**GIVEN PROBLEM**: Copy out the listing that follows, exact in every word, and skip the images.
□ □ □ □
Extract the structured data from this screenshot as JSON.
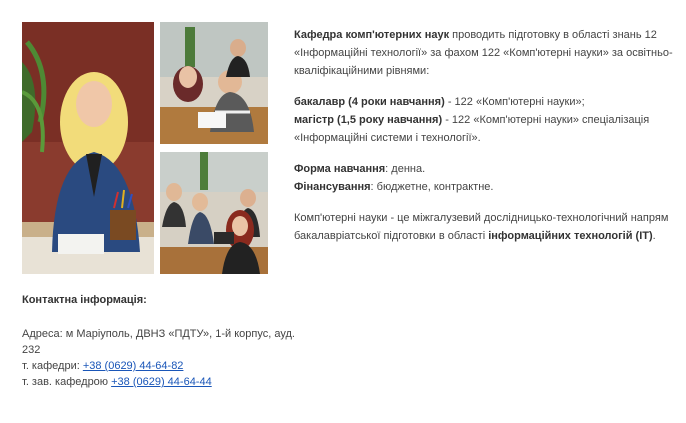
{
  "intro": {
    "dept_name": "Кафедра комп'ютерних наук",
    "text": " проводить підготовку в області знань 12 «Інформаційні технології» за фахом 122 «Комп'ютерні науки» за освітньо-кваліфікаційними рівнями:"
  },
  "levels": {
    "bachelor_label": "бакалавр (4 роки навчання)",
    "bachelor_text": " - 122 «Комп'ютерні науки»;",
    "master_label": "магістр (1,5 року навчання)",
    "master_text": " - 122 «Комп'ютерні науки» спеціалізація «Інформаційні системи і технології»."
  },
  "study": {
    "form_label": "Форма навчання",
    "form_value": ": денна.",
    "finance_label": "Фінансування",
    "finance_value": ": бюджетне, контрактне."
  },
  "description": {
    "text": "Комп'ютерні науки - це міжгалузевий дослідницько-технологічний напрям бакалавріатської підготовки в області ",
    "highlight": "інформаційних технологій (ІТ)",
    "end": "."
  },
  "contact": {
    "title": "Контактна інформація:",
    "address": "Адреса: м Маріуполь, ДВНЗ «ПДТУ», 1-й корпус, ауд. 232",
    "dept_phone_label": "т. кафедри: ",
    "dept_phone": "+38 (0629) 44-64-82",
    "head_phone_label": "т. зав. кафедрою ",
    "head_phone": "+38 (0629) 44-64-44"
  },
  "colors": {
    "link": "#1a56b8",
    "text": "#444444",
    "bold_text": "#333333"
  }
}
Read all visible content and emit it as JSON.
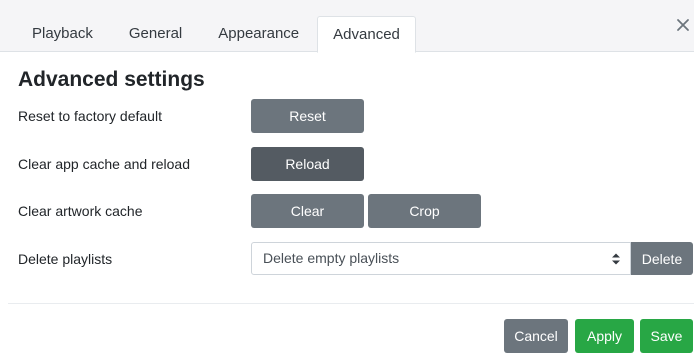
{
  "tabs": [
    {
      "label": "Playback"
    },
    {
      "label": "General"
    },
    {
      "label": "Appearance"
    },
    {
      "label": "Advanced"
    }
  ],
  "active_tab": "Advanced",
  "close_icon": "close-icon",
  "heading": "Advanced settings",
  "rows": {
    "reset": {
      "label": "Reset to factory default",
      "button": "Reset"
    },
    "cache": {
      "label": "Clear app cache and reload",
      "button": "Reload"
    },
    "artwork": {
      "label": "Clear artwork cache",
      "clear_button": "Clear",
      "crop_button": "Crop"
    },
    "playlists": {
      "label": "Delete playlists",
      "selected_option": "Delete empty playlists",
      "button": "Delete"
    }
  },
  "footer": {
    "cancel": "Cancel",
    "apply": "Apply",
    "save": "Save"
  },
  "colors": {
    "secondary": "#6c757d",
    "secondary_active": "#545b62",
    "success": "#28a745"
  }
}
□ □ □ □
**THE SOLUTION**:
Extract the structured data from this screenshot as JSON.
{
  "intro": {
    "dept_name": "Кафедра комп'ютерних наук",
    "text": " проводить підготовку в області знань 12 «Інформаційні технології» за фахом 122 «Комп'ютерні науки» за освітньо-кваліфікаційними рівнями:"
  },
  "levels": {
    "bachelor_label": "бакалавр (4 роки навчання)",
    "bachelor_text": " - 122 «Комп'ютерні науки»;",
    "master_label": "магістр (1,5 року навчання)",
    "master_text": " - 122 «Комп'ютерні науки» спеціалізація «Інформаційні системи і технології»."
  },
  "study": {
    "form_label": "Форма навчання",
    "form_value": ": денна.",
    "finance_label": "Фінансування",
    "finance_value": ": бюджетне, контрактне."
  },
  "description": {
    "text": "Комп'ютерні науки - це міжгалузевий дослідницько-технологічний напрям бакалавріатської підготовки в області ",
    "highlight": "інформаційних технологій (ІТ)",
    "end": "."
  },
  "contact": {
    "title": "Контактна інформація:",
    "address": "Адреса: м Маріуполь, ДВНЗ «ПДТУ», 1-й корпус, ауд. 232",
    "dept_phone_label": "т. кафедри: ",
    "dept_phone": "+38 (0629) 44-64-82",
    "head_phone_label": "т. зав. кафедрою ",
    "head_phone": "+38 (0629) 44-64-44"
  },
  "colors": {
    "link": "#1a56b8",
    "text": "#444444",
    "bold_text": "#333333"
  }
}
Read all visible content and emit it as JSON.
{
  "tabs": [
    {
      "label": "Playback"
    },
    {
      "label": "General"
    },
    {
      "label": "Appearance"
    },
    {
      "label": "Advanced"
    }
  ],
  "active_tab": "Advanced",
  "close_icon": "close-icon",
  "heading": "Advanced settings",
  "rows": {
    "reset": {
      "label": "Reset to factory default",
      "button": "Reset"
    },
    "cache": {
      "label": "Clear app cache and reload",
      "button": "Reload"
    },
    "artwork": {
      "label": "Clear artwork cache",
      "clear_button": "Clear",
      "crop_button": "Crop"
    },
    "playlists": {
      "label": "Delete playlists",
      "selected_option": "Delete empty playlists",
      "button": "Delete"
    }
  },
  "footer": {
    "cancel": "Cancel",
    "apply": "Apply",
    "save": "Save"
  },
  "colors": {
    "secondary": "#6c757d",
    "secondary_active": "#545b62",
    "success": "#28a745"
  }
}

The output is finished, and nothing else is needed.